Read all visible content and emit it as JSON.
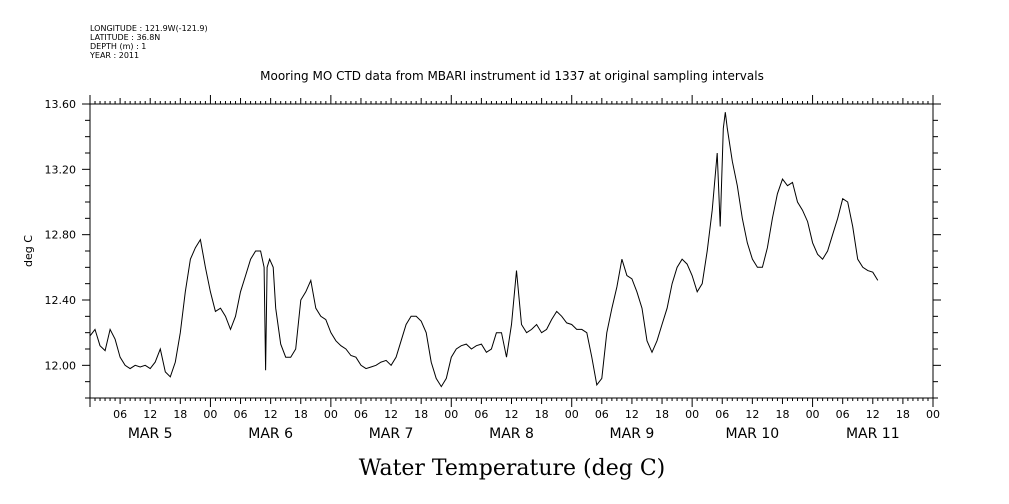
{
  "meta": {
    "longitude": "LONGITUDE : 121.9W(-121.9)",
    "latitude": "LATITUDE : 36.8N",
    "depth": "DEPTH (m) : 1",
    "year": "YEAR : 2011"
  },
  "chart_data": {
    "type": "line",
    "title": "Mooring MO CTD data from MBARI instrument id 1337 at original sampling intervals",
    "bottom_title": "Water Temperature (deg C)",
    "xlabel": "",
    "ylabel": "deg C",
    "ylim": [
      11.8,
      13.6
    ],
    "yticks": [
      "12.00",
      "12.40",
      "12.80",
      "13.20",
      "13.60"
    ],
    "ytick_values": [
      12.0,
      12.4,
      12.8,
      13.2,
      13.6
    ],
    "x_unit": "hours since MAR 5 00:00 (2011)",
    "xlim": [
      0,
      166
    ],
    "hour_tick_labels": [
      "06",
      "12",
      "18",
      "00",
      "06",
      "12",
      "18",
      "00",
      "06",
      "12",
      "18",
      "00",
      "06",
      "12",
      "18",
      "00",
      "06",
      "12",
      "18",
      "00",
      "06",
      "12",
      "18",
      "00",
      "06",
      "12",
      "18",
      "00"
    ],
    "day_labels": [
      "MAR 5",
      "MAR 6",
      "MAR 7",
      "MAR 8",
      "MAR 9",
      "MAR 10",
      "MAR 11"
    ],
    "grid": false,
    "legend": "none",
    "line_color": "#000000",
    "series": [
      {
        "values": [
          [
            0,
            12.18
          ],
          [
            1,
            12.22
          ],
          [
            2,
            12.12
          ],
          [
            3,
            12.09
          ],
          [
            4,
            12.22
          ],
          [
            5,
            12.16
          ],
          [
            6,
            12.05
          ],
          [
            7,
            12.0
          ],
          [
            8,
            11.98
          ],
          [
            9,
            12.0
          ],
          [
            10,
            11.99
          ],
          [
            11,
            12.0
          ],
          [
            12,
            11.98
          ],
          [
            13,
            12.02
          ],
          [
            14,
            12.1
          ],
          [
            15,
            11.96
          ],
          [
            16,
            11.93
          ],
          [
            17,
            12.02
          ],
          [
            18,
            12.2
          ],
          [
            19,
            12.45
          ],
          [
            20,
            12.65
          ],
          [
            21,
            12.72
          ],
          [
            22,
            12.77
          ],
          [
            23,
            12.6
          ],
          [
            24,
            12.45
          ],
          [
            25,
            12.33
          ],
          [
            26,
            12.35
          ],
          [
            27,
            12.3
          ],
          [
            28,
            12.22
          ],
          [
            29,
            12.3
          ],
          [
            30,
            12.45
          ],
          [
            31,
            12.55
          ],
          [
            32,
            12.65
          ],
          [
            33,
            12.7
          ],
          [
            34,
            12.7
          ],
          [
            34.7,
            12.6
          ],
          [
            35.0,
            11.97
          ],
          [
            35.3,
            12.6
          ],
          [
            35.8,
            12.65
          ],
          [
            36.5,
            12.6
          ],
          [
            37,
            12.35
          ],
          [
            38,
            12.13
          ],
          [
            39,
            12.05
          ],
          [
            40,
            12.05
          ],
          [
            41,
            12.1
          ],
          [
            42,
            12.4
          ],
          [
            43,
            12.45
          ],
          [
            44,
            12.52
          ],
          [
            45,
            12.35
          ],
          [
            46,
            12.3
          ],
          [
            47,
            12.28
          ],
          [
            48,
            12.2
          ],
          [
            49,
            12.15
          ],
          [
            50,
            12.12
          ],
          [
            51,
            12.1
          ],
          [
            52,
            12.06
          ],
          [
            53,
            12.05
          ],
          [
            54,
            12.0
          ],
          [
            55,
            11.98
          ],
          [
            56,
            11.99
          ],
          [
            57,
            12.0
          ],
          [
            58,
            12.02
          ],
          [
            59,
            12.03
          ],
          [
            60,
            12.0
          ],
          [
            61,
            12.05
          ],
          [
            62,
            12.15
          ],
          [
            63,
            12.25
          ],
          [
            64,
            12.3
          ],
          [
            65,
            12.3
          ],
          [
            66,
            12.27
          ],
          [
            67,
            12.2
          ],
          [
            68,
            12.02
          ],
          [
            69,
            11.92
          ],
          [
            70,
            11.87
          ],
          [
            71,
            11.92
          ],
          [
            72,
            12.05
          ],
          [
            73,
            12.1
          ],
          [
            74,
            12.12
          ],
          [
            75,
            12.13
          ],
          [
            76,
            12.1
          ],
          [
            77,
            12.12
          ],
          [
            78,
            12.13
          ],
          [
            79,
            12.08
          ],
          [
            80,
            12.1
          ],
          [
            81,
            12.2
          ],
          [
            82,
            12.2
          ],
          [
            83,
            12.05
          ],
          [
            84,
            12.25
          ],
          [
            85,
            12.58
          ],
          [
            86,
            12.25
          ],
          [
            87,
            12.2
          ],
          [
            88,
            12.22
          ],
          [
            89,
            12.25
          ],
          [
            90,
            12.2
          ],
          [
            91,
            12.22
          ],
          [
            92,
            12.28
          ],
          [
            93,
            12.33
          ],
          [
            94,
            12.3
          ],
          [
            95,
            12.26
          ],
          [
            96,
            12.25
          ],
          [
            97,
            12.22
          ],
          [
            98,
            12.22
          ],
          [
            99,
            12.2
          ],
          [
            100,
            12.05
          ],
          [
            101,
            11.88
          ],
          [
            102,
            11.92
          ],
          [
            103,
            12.2
          ],
          [
            104,
            12.35
          ],
          [
            105,
            12.48
          ],
          [
            106,
            12.65
          ],
          [
            107,
            12.55
          ],
          [
            108,
            12.53
          ],
          [
            109,
            12.45
          ],
          [
            110,
            12.35
          ],
          [
            111,
            12.15
          ],
          [
            112,
            12.08
          ],
          [
            113,
            12.15
          ],
          [
            114,
            12.25
          ],
          [
            115,
            12.35
          ],
          [
            116,
            12.5
          ],
          [
            117,
            12.6
          ],
          [
            118,
            12.65
          ],
          [
            119,
            12.62
          ],
          [
            120,
            12.55
          ],
          [
            121,
            12.45
          ],
          [
            122,
            12.5
          ],
          [
            123,
            12.7
          ],
          [
            124,
            12.95
          ],
          [
            125,
            13.3
          ],
          [
            125.6,
            12.85
          ],
          [
            126.2,
            13.45
          ],
          [
            126.6,
            13.55
          ],
          [
            127,
            13.45
          ],
          [
            128,
            13.25
          ],
          [
            129,
            13.1
          ],
          [
            130,
            12.9
          ],
          [
            131,
            12.75
          ],
          [
            132,
            12.65
          ],
          [
            133,
            12.6
          ],
          [
            134,
            12.6
          ],
          [
            135,
            12.72
          ],
          [
            136,
            12.9
          ],
          [
            137,
            13.05
          ],
          [
            138,
            13.14
          ],
          [
            139,
            13.1
          ],
          [
            140,
            13.12
          ],
          [
            141,
            13.0
          ],
          [
            142,
            12.95
          ],
          [
            143,
            12.88
          ],
          [
            144,
            12.75
          ],
          [
            145,
            12.68
          ],
          [
            146,
            12.65
          ],
          [
            147,
            12.7
          ],
          [
            148,
            12.8
          ],
          [
            149,
            12.9
          ],
          [
            150,
            13.02
          ],
          [
            151,
            13.0
          ],
          [
            152,
            12.85
          ],
          [
            153,
            12.65
          ],
          [
            154,
            12.6
          ],
          [
            155,
            12.58
          ],
          [
            156,
            12.57
          ],
          [
            157,
            12.52
          ]
        ]
      }
    ]
  }
}
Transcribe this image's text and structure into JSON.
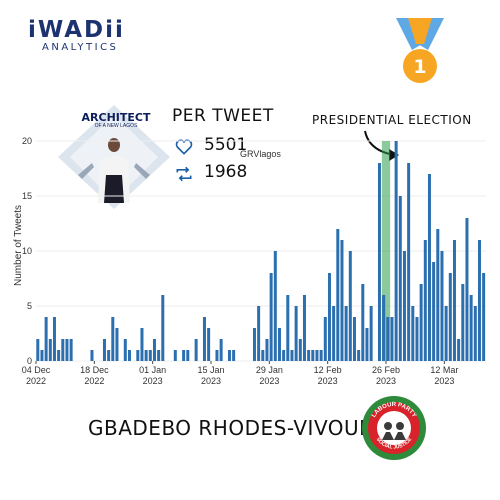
{
  "brand": {
    "name": "iWADii",
    "sub": "ANALYTICS"
  },
  "badge": {
    "number": "1"
  },
  "poster": {
    "title": "ARCHITECT",
    "subtitle": "OF A NEW LAGOS"
  },
  "per_tweet": {
    "heading": "PER TWEET",
    "likes": "5501",
    "retweets": "1968",
    "handle": "GRVlagos"
  },
  "annotation": "PRESIDENTIAL ELECTION",
  "candidate": "GBADEBO RHODES-VIVOUR",
  "party_badge": {
    "top_text": "LABOUR PARTY",
    "bottom_text": "SOCIAL JUSTICE"
  },
  "colors": {
    "bar": "#2b6fb0",
    "highlight": "#2e9c4a",
    "brand": "#1d3370",
    "medal": "#f6a623",
    "ribbon": "#5fa8e6",
    "party_green": "#2e8b3b",
    "party_red": "#d8232a"
  },
  "chart_data": {
    "type": "bar",
    "ylabel": "Number of Tweets",
    "xlabel": "",
    "ylim": [
      0,
      21
    ],
    "yticks": [
      "0",
      "5",
      "10",
      "15",
      "20"
    ],
    "xticks": [
      {
        "day": 0,
        "line1": "04 Dec",
        "line2": "2022"
      },
      {
        "day": 14,
        "line1": "18 Dec",
        "line2": "2022"
      },
      {
        "day": 28,
        "line1": "01 Jan",
        "line2": "2023"
      },
      {
        "day": 42,
        "line1": "15 Jan",
        "line2": "2023"
      },
      {
        "day": 56,
        "line1": "29 Jan",
        "line2": "2023"
      },
      {
        "day": 70,
        "line1": "12 Feb",
        "line2": "2023"
      },
      {
        "day": 84,
        "line1": "26 Feb",
        "line2": "2023"
      },
      {
        "day": 98,
        "line1": "12 Mar",
        "line2": "2023"
      }
    ],
    "highlight": {
      "start": 83,
      "end": 85,
      "label": "PRESIDENTIAL ELECTION"
    },
    "values": [
      2,
      1,
      4,
      2,
      4,
      1,
      2,
      2,
      2,
      0,
      0,
      0,
      0,
      1,
      0,
      0,
      2,
      1,
      4,
      3,
      0,
      2,
      1,
      0,
      1,
      3,
      1,
      1,
      2,
      1,
      6,
      0,
      0,
      1,
      0,
      1,
      1,
      0,
      2,
      0,
      4,
      3,
      0,
      1,
      2,
      0,
      1,
      1,
      0,
      0,
      0,
      0,
      3,
      5,
      1,
      2,
      8,
      10,
      3,
      1,
      6,
      1,
      5,
      2,
      6,
      1,
      1,
      1,
      1,
      4,
      8,
      5,
      12,
      11,
      5,
      10,
      4,
      1,
      7,
      3,
      5,
      0,
      18,
      6,
      4,
      4,
      20,
      15,
      10,
      18,
      5,
      4,
      7,
      11,
      17,
      9,
      12,
      10,
      5,
      8,
      11,
      2,
      7,
      13,
      6,
      5,
      11,
      8
    ]
  }
}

# [WHAT YOU SHOULD DO]
Find every line in the records above that contains the word "ELECTION", and copy each one.

# [THE SOLUTION]
  "annotation": "PRESIDENTIAL ELECTION",
      "label": "PRESIDENTIAL ELECTION"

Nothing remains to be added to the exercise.